◆ What to work on
Read the material below and tally how many lines hold the word "that", giving the number and nothing else.

>> start

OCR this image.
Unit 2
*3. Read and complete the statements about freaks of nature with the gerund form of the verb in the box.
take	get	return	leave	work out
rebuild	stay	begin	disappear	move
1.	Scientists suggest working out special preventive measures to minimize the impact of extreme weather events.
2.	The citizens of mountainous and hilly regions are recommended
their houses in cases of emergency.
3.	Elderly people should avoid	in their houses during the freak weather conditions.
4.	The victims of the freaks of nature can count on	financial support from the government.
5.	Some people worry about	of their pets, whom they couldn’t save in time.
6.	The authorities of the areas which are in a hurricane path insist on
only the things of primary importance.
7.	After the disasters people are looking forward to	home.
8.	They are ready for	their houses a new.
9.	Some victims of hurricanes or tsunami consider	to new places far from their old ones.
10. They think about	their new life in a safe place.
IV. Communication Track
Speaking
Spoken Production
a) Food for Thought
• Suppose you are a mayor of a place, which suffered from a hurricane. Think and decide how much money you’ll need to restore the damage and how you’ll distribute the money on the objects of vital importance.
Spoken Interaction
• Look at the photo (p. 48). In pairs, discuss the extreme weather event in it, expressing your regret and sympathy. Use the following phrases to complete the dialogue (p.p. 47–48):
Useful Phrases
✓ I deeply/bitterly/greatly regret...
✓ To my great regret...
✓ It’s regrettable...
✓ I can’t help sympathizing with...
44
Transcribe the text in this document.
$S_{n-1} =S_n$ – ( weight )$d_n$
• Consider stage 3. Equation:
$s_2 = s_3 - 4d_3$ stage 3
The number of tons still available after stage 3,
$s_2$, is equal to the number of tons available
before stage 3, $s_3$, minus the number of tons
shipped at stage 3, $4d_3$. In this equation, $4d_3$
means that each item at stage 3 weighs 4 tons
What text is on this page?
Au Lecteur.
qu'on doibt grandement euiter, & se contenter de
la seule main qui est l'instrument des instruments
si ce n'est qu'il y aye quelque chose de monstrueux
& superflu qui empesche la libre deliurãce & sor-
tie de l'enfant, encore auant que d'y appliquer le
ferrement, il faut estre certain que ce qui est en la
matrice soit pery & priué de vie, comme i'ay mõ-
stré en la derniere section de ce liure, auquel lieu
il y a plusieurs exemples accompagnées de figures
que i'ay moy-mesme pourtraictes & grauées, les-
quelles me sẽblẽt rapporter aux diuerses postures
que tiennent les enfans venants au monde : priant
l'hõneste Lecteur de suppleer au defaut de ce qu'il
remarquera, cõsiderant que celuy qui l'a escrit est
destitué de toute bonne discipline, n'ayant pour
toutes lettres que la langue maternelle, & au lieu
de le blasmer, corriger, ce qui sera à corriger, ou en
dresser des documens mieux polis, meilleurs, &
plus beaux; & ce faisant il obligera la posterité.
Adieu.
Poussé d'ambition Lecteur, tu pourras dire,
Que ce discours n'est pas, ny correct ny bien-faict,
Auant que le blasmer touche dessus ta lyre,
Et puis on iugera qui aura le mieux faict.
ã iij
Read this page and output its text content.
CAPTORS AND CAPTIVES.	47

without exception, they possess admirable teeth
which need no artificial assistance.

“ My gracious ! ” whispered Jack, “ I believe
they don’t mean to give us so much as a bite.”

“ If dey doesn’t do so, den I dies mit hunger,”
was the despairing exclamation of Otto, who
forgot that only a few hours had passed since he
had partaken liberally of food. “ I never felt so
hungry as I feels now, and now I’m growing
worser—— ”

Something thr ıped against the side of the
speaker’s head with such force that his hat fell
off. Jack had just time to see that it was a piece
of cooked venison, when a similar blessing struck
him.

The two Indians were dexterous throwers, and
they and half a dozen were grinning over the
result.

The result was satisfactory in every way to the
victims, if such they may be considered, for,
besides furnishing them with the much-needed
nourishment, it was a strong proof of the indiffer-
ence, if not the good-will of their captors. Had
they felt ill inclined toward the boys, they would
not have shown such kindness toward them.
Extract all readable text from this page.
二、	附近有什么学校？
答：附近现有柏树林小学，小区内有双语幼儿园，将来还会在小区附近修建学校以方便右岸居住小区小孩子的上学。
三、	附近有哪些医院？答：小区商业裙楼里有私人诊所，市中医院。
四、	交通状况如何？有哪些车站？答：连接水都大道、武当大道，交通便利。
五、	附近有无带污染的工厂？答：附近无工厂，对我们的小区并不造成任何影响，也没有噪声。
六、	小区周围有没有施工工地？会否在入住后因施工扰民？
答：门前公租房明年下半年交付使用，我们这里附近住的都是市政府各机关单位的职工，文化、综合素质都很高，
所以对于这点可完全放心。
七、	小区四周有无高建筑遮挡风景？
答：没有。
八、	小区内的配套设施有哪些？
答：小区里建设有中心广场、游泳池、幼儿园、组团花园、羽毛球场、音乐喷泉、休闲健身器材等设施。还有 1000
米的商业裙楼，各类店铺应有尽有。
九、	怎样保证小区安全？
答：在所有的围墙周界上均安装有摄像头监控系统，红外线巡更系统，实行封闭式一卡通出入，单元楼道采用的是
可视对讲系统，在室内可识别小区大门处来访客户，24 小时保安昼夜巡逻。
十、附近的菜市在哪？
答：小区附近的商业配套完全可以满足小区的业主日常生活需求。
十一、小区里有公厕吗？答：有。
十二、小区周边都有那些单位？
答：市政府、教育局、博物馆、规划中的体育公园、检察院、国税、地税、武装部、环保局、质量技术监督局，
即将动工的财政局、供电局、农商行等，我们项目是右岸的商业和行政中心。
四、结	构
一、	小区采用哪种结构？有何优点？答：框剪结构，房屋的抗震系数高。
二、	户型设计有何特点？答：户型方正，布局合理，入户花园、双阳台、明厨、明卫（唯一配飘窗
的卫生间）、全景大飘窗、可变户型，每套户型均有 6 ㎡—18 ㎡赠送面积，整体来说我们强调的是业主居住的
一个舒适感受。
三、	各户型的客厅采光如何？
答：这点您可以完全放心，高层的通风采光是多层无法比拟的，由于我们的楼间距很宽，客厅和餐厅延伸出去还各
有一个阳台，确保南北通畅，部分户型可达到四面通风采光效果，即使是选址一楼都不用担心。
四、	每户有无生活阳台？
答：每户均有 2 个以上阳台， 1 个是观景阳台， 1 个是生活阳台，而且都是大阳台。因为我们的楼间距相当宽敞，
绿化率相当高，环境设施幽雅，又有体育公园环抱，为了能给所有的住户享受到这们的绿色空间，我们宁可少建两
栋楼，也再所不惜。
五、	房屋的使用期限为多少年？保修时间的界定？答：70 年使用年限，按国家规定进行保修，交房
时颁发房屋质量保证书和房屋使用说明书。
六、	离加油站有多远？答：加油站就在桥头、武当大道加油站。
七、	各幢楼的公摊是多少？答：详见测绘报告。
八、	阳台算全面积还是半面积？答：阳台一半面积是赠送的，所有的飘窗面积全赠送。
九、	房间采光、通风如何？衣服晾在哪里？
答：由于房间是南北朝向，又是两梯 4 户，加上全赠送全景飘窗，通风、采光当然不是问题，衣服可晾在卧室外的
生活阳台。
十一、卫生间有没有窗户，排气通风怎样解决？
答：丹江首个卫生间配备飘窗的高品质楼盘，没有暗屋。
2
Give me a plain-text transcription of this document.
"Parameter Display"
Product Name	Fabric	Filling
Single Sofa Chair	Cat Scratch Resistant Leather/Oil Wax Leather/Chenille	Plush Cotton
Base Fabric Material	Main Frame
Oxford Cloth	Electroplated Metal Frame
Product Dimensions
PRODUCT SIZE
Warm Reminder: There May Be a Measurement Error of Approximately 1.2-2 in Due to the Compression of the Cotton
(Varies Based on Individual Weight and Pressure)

>> end

◆ Exercise solution
4